(Part of a data file)
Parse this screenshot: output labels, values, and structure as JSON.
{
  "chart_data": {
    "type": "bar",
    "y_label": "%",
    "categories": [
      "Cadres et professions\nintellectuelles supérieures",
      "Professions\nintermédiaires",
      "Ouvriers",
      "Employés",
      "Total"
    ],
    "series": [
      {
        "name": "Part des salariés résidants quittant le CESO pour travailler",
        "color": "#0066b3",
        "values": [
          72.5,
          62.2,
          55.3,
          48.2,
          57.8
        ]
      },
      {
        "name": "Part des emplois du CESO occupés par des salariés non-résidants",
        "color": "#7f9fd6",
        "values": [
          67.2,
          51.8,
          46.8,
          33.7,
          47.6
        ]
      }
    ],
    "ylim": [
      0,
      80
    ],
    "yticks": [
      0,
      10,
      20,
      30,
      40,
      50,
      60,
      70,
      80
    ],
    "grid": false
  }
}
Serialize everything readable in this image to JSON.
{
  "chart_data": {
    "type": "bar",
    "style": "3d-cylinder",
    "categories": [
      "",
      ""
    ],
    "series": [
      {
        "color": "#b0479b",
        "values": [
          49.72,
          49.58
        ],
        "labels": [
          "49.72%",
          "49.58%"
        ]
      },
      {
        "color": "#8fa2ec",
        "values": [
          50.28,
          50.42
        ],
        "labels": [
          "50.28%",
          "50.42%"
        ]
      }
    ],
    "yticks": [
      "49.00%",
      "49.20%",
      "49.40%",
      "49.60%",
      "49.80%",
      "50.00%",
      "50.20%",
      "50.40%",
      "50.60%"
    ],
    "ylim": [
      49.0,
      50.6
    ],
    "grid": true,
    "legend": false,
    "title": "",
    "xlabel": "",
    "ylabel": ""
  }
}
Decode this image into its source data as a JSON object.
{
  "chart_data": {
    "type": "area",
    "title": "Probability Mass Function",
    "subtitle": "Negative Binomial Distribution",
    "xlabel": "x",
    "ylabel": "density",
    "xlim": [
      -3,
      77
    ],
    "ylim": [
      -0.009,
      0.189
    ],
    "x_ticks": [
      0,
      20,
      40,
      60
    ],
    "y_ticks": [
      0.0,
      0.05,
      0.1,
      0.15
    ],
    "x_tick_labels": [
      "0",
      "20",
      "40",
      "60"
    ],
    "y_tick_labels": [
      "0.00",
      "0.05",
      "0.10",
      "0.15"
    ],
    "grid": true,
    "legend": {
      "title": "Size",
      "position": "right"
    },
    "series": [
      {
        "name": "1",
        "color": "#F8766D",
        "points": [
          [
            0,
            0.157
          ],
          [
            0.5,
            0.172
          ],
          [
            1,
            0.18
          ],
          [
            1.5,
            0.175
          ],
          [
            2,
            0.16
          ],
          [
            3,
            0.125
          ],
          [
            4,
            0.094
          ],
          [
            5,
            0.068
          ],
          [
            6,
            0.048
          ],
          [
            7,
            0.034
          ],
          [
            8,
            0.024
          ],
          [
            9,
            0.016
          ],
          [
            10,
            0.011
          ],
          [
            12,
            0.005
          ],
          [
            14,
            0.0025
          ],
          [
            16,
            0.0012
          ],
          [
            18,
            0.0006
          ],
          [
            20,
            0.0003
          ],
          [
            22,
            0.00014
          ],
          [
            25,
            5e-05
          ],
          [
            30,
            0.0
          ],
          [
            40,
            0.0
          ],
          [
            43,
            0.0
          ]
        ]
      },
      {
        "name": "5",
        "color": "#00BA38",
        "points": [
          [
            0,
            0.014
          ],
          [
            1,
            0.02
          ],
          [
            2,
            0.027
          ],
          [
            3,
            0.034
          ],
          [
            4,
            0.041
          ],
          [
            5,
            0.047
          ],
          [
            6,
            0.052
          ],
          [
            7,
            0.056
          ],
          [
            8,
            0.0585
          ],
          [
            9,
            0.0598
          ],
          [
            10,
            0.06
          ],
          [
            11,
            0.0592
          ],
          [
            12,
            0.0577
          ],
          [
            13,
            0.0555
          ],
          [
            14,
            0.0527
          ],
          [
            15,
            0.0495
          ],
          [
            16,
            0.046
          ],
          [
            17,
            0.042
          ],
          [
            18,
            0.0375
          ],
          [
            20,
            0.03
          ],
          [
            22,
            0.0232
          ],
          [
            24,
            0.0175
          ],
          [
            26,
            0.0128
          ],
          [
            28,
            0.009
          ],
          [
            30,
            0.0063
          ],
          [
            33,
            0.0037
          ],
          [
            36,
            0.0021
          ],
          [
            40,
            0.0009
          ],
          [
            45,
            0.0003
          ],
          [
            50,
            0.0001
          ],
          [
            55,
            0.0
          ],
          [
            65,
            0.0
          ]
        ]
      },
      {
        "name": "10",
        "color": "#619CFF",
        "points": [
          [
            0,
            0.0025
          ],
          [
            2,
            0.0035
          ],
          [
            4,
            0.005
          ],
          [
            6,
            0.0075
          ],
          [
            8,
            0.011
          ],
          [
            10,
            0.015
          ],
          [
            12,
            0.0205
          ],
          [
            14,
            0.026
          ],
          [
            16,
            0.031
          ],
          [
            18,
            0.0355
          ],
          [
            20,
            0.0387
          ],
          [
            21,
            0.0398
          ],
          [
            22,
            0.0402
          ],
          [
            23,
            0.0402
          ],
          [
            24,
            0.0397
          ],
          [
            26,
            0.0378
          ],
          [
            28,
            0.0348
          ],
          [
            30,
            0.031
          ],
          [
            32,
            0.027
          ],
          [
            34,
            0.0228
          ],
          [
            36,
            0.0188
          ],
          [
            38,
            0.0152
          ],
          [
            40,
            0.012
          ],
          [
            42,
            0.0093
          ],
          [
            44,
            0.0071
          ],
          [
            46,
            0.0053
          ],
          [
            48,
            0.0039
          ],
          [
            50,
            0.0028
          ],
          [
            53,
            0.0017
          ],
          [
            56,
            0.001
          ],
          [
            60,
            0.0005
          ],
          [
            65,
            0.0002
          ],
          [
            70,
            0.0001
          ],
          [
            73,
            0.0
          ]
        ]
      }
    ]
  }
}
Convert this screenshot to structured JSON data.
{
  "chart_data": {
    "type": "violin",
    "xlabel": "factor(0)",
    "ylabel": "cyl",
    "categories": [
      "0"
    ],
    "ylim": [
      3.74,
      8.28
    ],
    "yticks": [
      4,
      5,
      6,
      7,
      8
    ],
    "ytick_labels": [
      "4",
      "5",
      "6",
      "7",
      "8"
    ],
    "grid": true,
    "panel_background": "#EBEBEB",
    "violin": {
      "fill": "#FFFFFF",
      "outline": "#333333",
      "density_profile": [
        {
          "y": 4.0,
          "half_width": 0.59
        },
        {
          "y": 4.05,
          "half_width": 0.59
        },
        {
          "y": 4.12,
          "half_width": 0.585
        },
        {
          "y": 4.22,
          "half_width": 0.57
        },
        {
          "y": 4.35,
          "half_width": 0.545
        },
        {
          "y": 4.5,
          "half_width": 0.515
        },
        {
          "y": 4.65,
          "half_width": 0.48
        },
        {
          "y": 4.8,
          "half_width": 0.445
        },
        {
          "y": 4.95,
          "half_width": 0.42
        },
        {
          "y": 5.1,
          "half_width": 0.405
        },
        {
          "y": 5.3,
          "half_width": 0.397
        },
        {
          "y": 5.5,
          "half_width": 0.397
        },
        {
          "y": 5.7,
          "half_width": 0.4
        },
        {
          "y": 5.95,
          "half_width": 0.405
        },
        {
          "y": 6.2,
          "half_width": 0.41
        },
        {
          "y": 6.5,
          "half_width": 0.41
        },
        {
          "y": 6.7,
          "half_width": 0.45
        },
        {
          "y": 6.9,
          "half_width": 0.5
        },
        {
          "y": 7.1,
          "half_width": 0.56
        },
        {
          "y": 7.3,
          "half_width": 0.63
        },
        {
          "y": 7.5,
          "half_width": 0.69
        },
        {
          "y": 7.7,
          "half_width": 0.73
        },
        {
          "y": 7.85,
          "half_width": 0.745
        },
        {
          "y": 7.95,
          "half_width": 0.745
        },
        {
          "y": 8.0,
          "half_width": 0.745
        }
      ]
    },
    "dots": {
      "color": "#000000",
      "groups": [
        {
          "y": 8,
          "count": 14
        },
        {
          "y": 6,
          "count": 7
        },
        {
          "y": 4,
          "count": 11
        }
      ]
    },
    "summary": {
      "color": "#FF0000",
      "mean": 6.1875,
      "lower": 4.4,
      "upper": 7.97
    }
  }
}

### BRIEF
Copy each line that holds the word "salariés".

### ANSWER TO THIS TASK
        "name": "Part des salariés résidants quittant le CESO pour travailler",
        "name": "Part des emplois du CESO occupés par des salariés non-résidants",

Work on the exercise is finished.